* _RECORDS TO USE_:
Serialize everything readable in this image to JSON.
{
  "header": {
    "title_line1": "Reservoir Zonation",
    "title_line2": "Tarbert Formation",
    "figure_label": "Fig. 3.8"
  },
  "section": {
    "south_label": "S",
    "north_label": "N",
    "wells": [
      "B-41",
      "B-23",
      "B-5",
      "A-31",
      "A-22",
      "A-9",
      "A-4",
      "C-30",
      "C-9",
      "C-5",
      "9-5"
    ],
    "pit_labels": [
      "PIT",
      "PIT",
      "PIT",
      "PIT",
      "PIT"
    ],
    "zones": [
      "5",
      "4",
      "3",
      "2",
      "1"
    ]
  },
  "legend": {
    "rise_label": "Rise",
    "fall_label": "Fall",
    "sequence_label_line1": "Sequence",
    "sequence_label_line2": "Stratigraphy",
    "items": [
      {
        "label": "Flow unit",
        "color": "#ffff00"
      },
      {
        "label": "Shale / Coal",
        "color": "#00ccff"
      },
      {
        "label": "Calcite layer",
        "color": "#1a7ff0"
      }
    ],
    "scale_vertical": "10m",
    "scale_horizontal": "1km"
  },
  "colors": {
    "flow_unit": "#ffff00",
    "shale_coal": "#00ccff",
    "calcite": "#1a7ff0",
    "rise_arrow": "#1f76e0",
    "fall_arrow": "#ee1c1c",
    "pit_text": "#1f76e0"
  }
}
* * *
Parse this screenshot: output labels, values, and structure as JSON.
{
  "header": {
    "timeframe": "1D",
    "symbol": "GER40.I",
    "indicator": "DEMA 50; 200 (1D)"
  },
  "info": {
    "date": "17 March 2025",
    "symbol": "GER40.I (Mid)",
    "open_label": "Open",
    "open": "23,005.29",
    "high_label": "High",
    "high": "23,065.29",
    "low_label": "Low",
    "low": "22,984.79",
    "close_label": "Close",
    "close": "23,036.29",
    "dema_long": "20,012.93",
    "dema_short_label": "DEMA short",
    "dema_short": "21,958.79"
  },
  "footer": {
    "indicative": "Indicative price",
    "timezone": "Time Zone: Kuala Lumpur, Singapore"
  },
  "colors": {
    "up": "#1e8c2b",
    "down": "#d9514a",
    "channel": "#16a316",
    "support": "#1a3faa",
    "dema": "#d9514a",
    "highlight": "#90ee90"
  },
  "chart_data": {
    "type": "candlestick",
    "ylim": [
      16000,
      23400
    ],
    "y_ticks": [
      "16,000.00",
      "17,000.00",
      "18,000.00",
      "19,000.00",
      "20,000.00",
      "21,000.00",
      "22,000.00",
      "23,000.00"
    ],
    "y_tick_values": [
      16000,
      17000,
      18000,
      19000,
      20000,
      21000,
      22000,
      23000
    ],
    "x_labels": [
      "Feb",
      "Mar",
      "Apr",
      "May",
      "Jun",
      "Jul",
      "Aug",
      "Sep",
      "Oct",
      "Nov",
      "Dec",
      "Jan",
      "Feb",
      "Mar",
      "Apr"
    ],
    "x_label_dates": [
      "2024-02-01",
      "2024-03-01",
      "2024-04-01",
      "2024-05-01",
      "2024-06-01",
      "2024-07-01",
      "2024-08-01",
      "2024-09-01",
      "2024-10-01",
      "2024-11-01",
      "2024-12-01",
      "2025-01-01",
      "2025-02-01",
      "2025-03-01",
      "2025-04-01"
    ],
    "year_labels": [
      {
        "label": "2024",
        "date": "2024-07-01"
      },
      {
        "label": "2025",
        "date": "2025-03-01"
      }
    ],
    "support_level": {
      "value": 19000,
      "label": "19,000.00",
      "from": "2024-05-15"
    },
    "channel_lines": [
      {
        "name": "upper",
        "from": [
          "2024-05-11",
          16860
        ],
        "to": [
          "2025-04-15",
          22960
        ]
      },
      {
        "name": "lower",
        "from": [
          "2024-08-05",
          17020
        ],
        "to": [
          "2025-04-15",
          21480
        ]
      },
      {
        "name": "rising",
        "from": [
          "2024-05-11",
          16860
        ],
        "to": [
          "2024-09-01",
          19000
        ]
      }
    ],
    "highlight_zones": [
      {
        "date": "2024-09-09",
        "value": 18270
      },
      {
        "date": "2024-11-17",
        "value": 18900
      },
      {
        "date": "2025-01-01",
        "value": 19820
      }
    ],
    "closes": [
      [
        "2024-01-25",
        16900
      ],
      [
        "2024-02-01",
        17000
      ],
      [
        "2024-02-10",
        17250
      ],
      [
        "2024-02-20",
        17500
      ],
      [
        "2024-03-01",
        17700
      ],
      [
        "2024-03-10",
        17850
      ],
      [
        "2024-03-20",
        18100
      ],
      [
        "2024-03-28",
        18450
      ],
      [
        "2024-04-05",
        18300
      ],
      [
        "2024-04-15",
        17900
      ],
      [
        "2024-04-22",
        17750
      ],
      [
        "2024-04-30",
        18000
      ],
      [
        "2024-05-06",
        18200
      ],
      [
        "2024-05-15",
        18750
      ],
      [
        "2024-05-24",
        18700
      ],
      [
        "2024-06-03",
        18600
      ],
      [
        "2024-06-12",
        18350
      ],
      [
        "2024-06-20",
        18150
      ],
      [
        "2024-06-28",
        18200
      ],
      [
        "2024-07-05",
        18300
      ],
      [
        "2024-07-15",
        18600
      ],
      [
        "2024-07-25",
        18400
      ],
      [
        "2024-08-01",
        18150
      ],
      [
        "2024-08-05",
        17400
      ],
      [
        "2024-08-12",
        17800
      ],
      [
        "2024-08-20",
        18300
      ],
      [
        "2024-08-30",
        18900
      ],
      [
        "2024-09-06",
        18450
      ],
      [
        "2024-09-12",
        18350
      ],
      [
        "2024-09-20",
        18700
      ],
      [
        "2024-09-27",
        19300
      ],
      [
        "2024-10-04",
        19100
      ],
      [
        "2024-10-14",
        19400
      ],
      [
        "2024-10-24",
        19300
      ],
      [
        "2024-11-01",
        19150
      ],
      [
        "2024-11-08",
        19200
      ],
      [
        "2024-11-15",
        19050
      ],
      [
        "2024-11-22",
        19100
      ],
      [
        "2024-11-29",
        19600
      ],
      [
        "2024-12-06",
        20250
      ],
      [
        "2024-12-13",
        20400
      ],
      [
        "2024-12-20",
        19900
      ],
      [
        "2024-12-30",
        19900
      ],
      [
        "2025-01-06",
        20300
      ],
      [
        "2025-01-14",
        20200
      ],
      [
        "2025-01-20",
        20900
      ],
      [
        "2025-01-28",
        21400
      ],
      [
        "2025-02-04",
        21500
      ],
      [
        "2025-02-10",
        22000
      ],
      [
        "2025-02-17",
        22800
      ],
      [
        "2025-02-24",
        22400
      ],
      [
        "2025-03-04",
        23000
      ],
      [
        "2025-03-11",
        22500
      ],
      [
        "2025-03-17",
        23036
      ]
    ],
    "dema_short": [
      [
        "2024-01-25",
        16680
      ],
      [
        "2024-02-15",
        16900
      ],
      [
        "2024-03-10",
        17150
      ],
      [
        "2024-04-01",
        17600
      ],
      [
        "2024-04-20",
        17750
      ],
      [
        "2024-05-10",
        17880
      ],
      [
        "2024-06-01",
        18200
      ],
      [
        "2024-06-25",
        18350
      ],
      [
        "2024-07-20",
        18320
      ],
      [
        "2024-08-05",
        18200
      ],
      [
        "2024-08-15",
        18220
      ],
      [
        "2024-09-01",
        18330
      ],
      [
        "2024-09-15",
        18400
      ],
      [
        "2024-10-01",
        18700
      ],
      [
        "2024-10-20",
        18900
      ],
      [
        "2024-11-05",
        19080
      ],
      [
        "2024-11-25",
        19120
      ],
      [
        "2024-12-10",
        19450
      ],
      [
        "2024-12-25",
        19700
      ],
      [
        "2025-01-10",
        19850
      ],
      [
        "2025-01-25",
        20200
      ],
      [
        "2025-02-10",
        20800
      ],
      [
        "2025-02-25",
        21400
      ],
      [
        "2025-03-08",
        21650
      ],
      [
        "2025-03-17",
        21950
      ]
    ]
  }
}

* _AIM_: Copy down every line of the entries containing the word "JSON".

* _SOLUTION TO THIS TASK_:
Serialize everything readable in this image to JSON.
Parse this screenshot: output labels, values, and structure as JSON.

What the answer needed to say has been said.